─── Records supplied

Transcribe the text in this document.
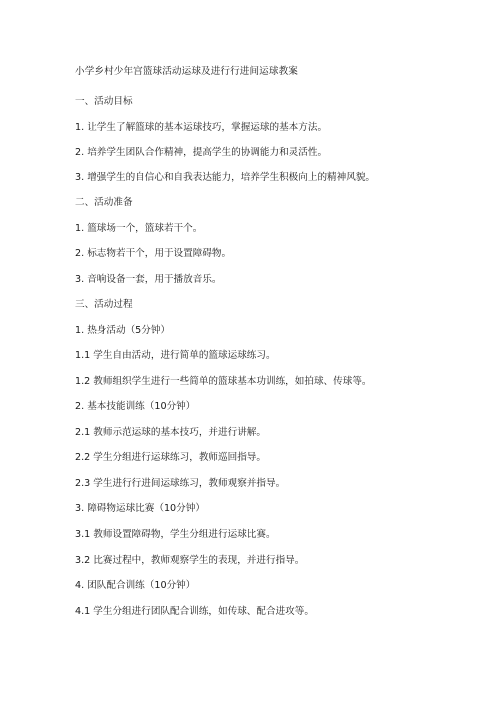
小学乡村少年宫篮球活动运球及进行行进间运球教案
一、活动目标
1. 让学生了解篮球的基本运球技巧，掌握运球的基本方法。
2. 培养学生团队合作精神，提高学生的协调能力和灵活性。
3. 增强学生的自信心和自我表达能力，培养学生积极向上的精神风貌。
二、活动准备
1. 篮球场一个，篮球若干个。
2. 标志物若干个，用于设置障碍物。
3. 音响设备一套，用于播放音乐。
三、活动过程
1. 热身活动（5分钟）
1.1 学生自由活动，进行简单的篮球运球练习。
1.2 教师组织学生进行一些简单的篮球基本功训练，如拍球、传球等。
2. 基本技能训练（10分钟）
2.1 教师示范运球的基本技巧，并进行讲解。
2.2 学生分组进行运球练习，教师巡回指导。
2.3 学生进行行进间运球练习，教师观察并指导。
3. 障碍物运球比赛（10分钟）
3.1 教师设置障碍物，学生分组进行运球比赛。
3.2 比赛过程中，教师观察学生的表现，并进行指导。
4. 团队配合训练（10分钟）
4.1 学生分组进行团队配合训练，如传球、配合进攻等。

──────

Problem: Pictures in the records must not appear in the copy; transcribe everything else precisely.

Response to the task:
Transcribe the text in this document.
小学乡村少年宫篮球活动运球及进行行进间运球教案
一、活动目标
1. 让学生了解篮球的基本运球技巧，掌握运球的基本方法。
2. 培养学生团队合作精神，提高学生的协调能力和灵活性。
3. 增强学生的自信心和自我表达能力，培养学生积极向上的精神风貌。
二、活动准备
1. 篮球场一个，篮球若干个。
2. 标志物若干个，用于设置障碍物。
3. 音响设备一套，用于播放音乐。
三、活动过程
1. 热身活动（5分钟）
1.1 学生自由活动，进行简单的篮球运球练习。
1.2 教师组织学生进行一些简单的篮球基本功训练，如拍球、传球等。
2. 基本技能训练（10分钟）
2.1 教师示范运球的基本技巧，并进行讲解。
2.2 学生分组进行运球练习，教师巡回指导。
2.3 学生进行行进间运球练习，教师观察并指导。
3. 障碍物运球比赛（10分钟）
3.1 教师设置障碍物，学生分组进行运球比赛。
3.2 比赛过程中，教师观察学生的表现，并进行指导。
4. 团队配合训练（10分钟）
4.1 学生分组进行团队配合训练，如传球、配合进攻等。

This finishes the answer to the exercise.